* **Task description**: Collect the lines of the entries where "name" shows up.
■ ■ ■
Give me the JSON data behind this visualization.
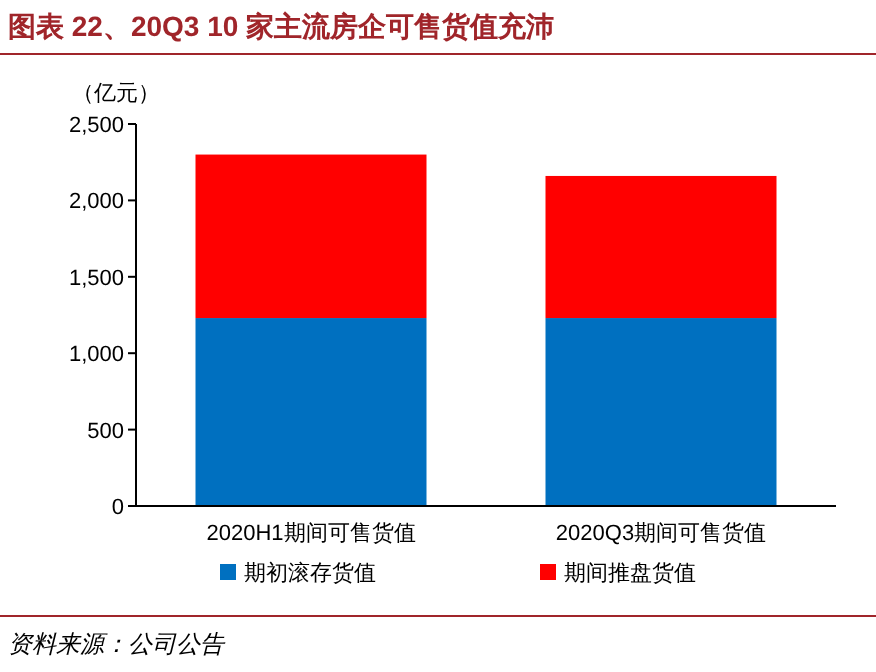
{
  "chart_data": {
    "type": "bar",
    "title": "图表 22、20Q3 10 家主流房企可售货值充沛",
    "ylabel": "（亿元）",
    "categories": [
      "2020H1期间可售货值",
      "2020Q3期间可售货值"
    ],
    "stacked": true,
    "series": [
      {
        "name": "期初滚存货值",
        "color": "#0070c0",
        "values": [
          1230,
          1230
        ]
      },
      {
        "name": "期间推盘货值",
        "color": "#ff0000",
        "values": [
          1070,
          930
        ]
      }
    ],
    "ylim": [
      0,
      2500
    ],
    "yticks": [
      0,
      500,
      {
        "value": 1000,
        "label": "1,000"
      },
      {
        "value": 1500,
        "label": "1,500"
      },
      {
        "value": 2000,
        "label": "2,000"
      },
      {
        "value": 2500,
        "label": "2,500"
      }
    ],
    "legend": "bottom",
    "annotations": [
      "资料来源：公司公告"
    ]
  }
}
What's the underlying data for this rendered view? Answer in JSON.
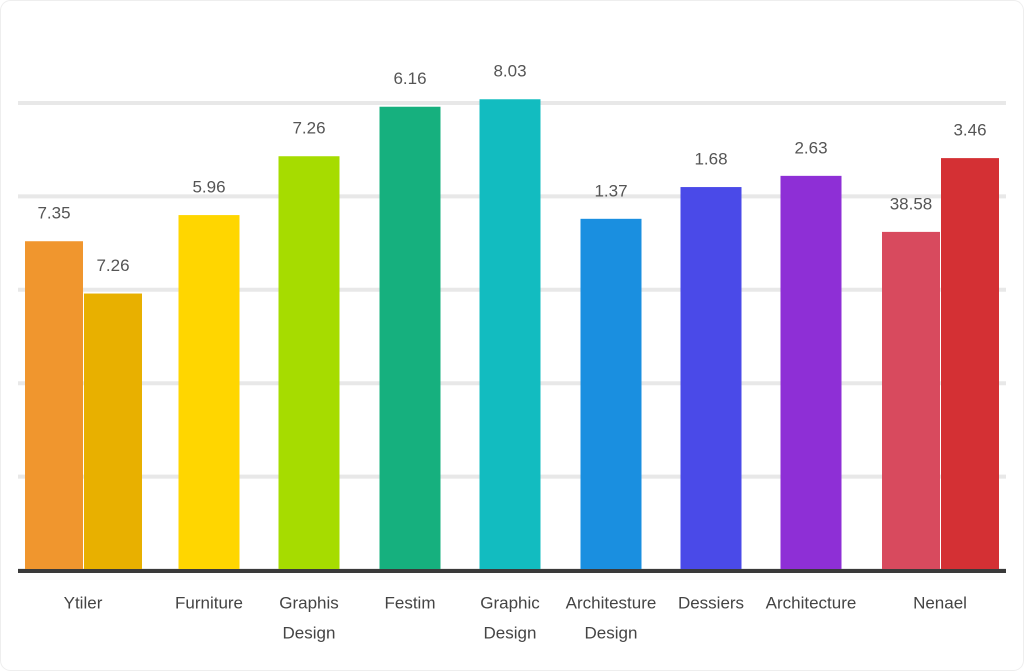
{
  "chart_data": {
    "type": "bar",
    "categories": [
      [
        "Ytiler"
      ],
      [
        "Furniture"
      ],
      [
        "Graphis",
        "Design"
      ],
      [
        "Festim"
      ],
      [
        "Graphic",
        "Design"
      ],
      [
        "Architesture",
        "Design"
      ],
      [
        "Dessiers"
      ],
      [
        "Architecture"
      ],
      [
        "Nenael"
      ]
    ],
    "series": [
      {
        "values": [
          3.52,
          3.8,
          4.43,
          4.96,
          5.04,
          3.76,
          4.1,
          4.22,
          3.62
        ],
        "colors": [
          "#f0962e",
          "#ffd600",
          "#a6dc00",
          "#16b07e",
          "#12bcc0",
          "#1a8fe0",
          "#4a4ae8",
          "#8e2fd6",
          "#d84a5e"
        ],
        "bar_labels": [
          "7.35",
          "5.96",
          "7.26",
          "6.16",
          "8.03",
          "1.37",
          "1.68",
          "2.63",
          "38.58"
        ]
      },
      {
        "values": [
          2.96,
          null,
          null,
          null,
          null,
          null,
          null,
          null,
          4.41
        ],
        "colors": [
          "#e8b000",
          null,
          null,
          null,
          null,
          null,
          null,
          null,
          "#d43034"
        ],
        "bar_labels": [
          "7.26",
          null,
          null,
          null,
          null,
          null,
          null,
          null,
          "3.46"
        ]
      }
    ],
    "ylim": [
      0,
      5
    ],
    "yticks": [
      0,
      1,
      2,
      3,
      4,
      5
    ],
    "grid": true
  }
}
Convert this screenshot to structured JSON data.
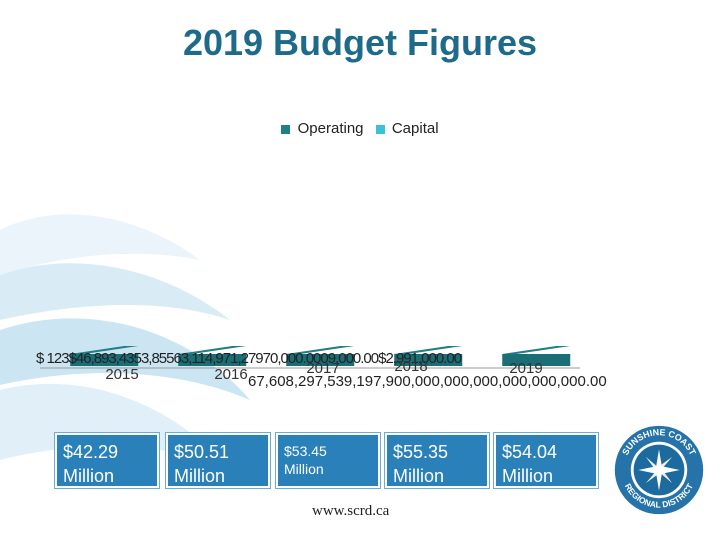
{
  "title": "2019 Budget Figures",
  "legend": {
    "operating": "Operating",
    "capital": "Capital"
  },
  "overflow_text": {
    "line1": "$ 123$46,893,4353,85563,114,971,27970,000.0009,000.00$2,991,000.00",
    "line2": "67,608,297,539,197,900,000,000,000,000,000,000.00"
  },
  "colors": {
    "operating": "#1f7f86",
    "capital": "#3cc2d8",
    "title": "#1d6a8a",
    "box": "#2a80b9"
  },
  "chart_data": {
    "type": "bar",
    "title": "2019 Budget Figures",
    "categories": [
      "2015",
      "2016",
      "2017",
      "2018",
      "2019"
    ],
    "series": [
      {
        "name": "Operating",
        "values": [
          null,
          null,
          null,
          null,
          null
        ]
      },
      {
        "name": "Capital",
        "values": [
          null,
          null,
          null,
          null,
          null
        ]
      }
    ],
    "legend_position": "top-center",
    "totals": [
      {
        "year": "2015",
        "amount": "$42.29",
        "unit": "Million"
      },
      {
        "year": "2016",
        "amount": "$50.51",
        "unit": "Million"
      },
      {
        "year": "2017",
        "amount": "$53.45",
        "unit": "Million"
      },
      {
        "year": "2018",
        "amount": "$55.35",
        "unit": "Million"
      },
      {
        "year": "2019",
        "amount": "$54.04",
        "unit": "Million"
      }
    ]
  },
  "footer": {
    "url": "www.scrd.ca"
  },
  "logo": {
    "text": "SUNSHINE COAST REGIONAL DISTRICT",
    "icon": "star-compass-icon"
  }
}
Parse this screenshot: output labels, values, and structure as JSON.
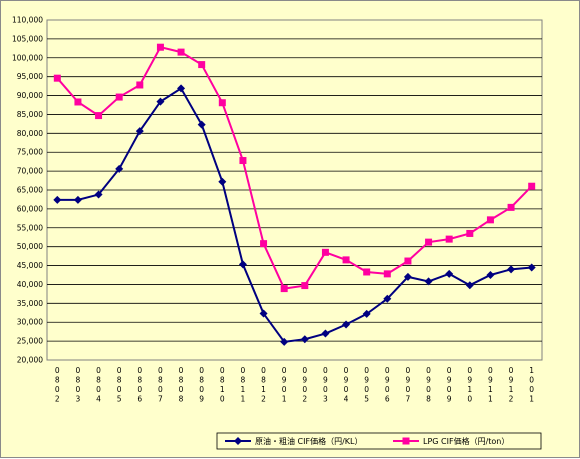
{
  "chart_data": {
    "type": "line",
    "categories": [
      [
        "0",
        "8",
        "0",
        "2"
      ],
      [
        "0",
        "8",
        "0",
        "3"
      ],
      [
        "0",
        "8",
        "0",
        "4"
      ],
      [
        "0",
        "8",
        "0",
        "5"
      ],
      [
        "0",
        "8",
        "0",
        "6"
      ],
      [
        "0",
        "8",
        "0",
        "7"
      ],
      [
        "0",
        "8",
        "0",
        "8"
      ],
      [
        "0",
        "8",
        "0",
        "9"
      ],
      [
        "0",
        "8",
        "1",
        "0"
      ],
      [
        "0",
        "8",
        "1",
        "1"
      ],
      [
        "0",
        "8",
        "1",
        "2"
      ],
      [
        "0",
        "9",
        "0",
        "1"
      ],
      [
        "0",
        "9",
        "0",
        "2"
      ],
      [
        "0",
        "9",
        "0",
        "3"
      ],
      [
        "0",
        "9",
        "0",
        "4"
      ],
      [
        "0",
        "9",
        "0",
        "5"
      ],
      [
        "0",
        "9",
        "0",
        "6"
      ],
      [
        "0",
        "9",
        "0",
        "7"
      ],
      [
        "0",
        "9",
        "0",
        "8"
      ],
      [
        "0",
        "9",
        "0",
        "9"
      ],
      [
        "0",
        "9",
        "1",
        "0"
      ],
      [
        "0",
        "9",
        "1",
        "1"
      ],
      [
        "0",
        "9",
        "1",
        "2"
      ],
      [
        "1",
        "0",
        "0",
        "1"
      ]
    ],
    "series": [
      {
        "name": "原油・粗油 CIF価格（円/KL）",
        "color": "#000080",
        "marker": "diamond",
        "values": [
          62400,
          62400,
          63800,
          70600,
          80600,
          88400,
          91900,
          82300,
          67200,
          45300,
          32300,
          24800,
          25500,
          27000,
          29400,
          32200,
          36200,
          42000,
          40800,
          42800,
          39800,
          42500,
          44000,
          44500
        ]
      },
      {
        "name": "LPG CIF価格（円/ton）",
        "color": "#ff00a0",
        "marker": "square",
        "values": [
          94600,
          88300,
          84700,
          89600,
          92800,
          102800,
          101500,
          98200,
          88100,
          72800,
          50800,
          38900,
          39700,
          48500,
          46500,
          43300,
          42800,
          46200,
          51200,
          52000,
          53500,
          57100,
          60400,
          66000
        ]
      }
    ],
    "y_ticks": [
      "20,000",
      "25,000",
      "30,000",
      "35,000",
      "40,000",
      "45,000",
      "50,000",
      "55,000",
      "60,000",
      "65,000",
      "70,000",
      "75,000",
      "80,000",
      "85,000",
      "90,000",
      "95,000",
      "100,000",
      "105,000",
      "110,000"
    ],
    "ylim": [
      20000,
      110000
    ],
    "grid": true,
    "legend_position": "bottom-right"
  }
}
■ ■ ■
* **Output below**:
        "name": "期初滚存货值",
        "name": "期间推盘货值",
        "name": "Operating",
        "name": "Capital",
        "name": "原油・粗油 CIF価格（円/KL）",
        "name": "LPG CIF価格（円/ton）",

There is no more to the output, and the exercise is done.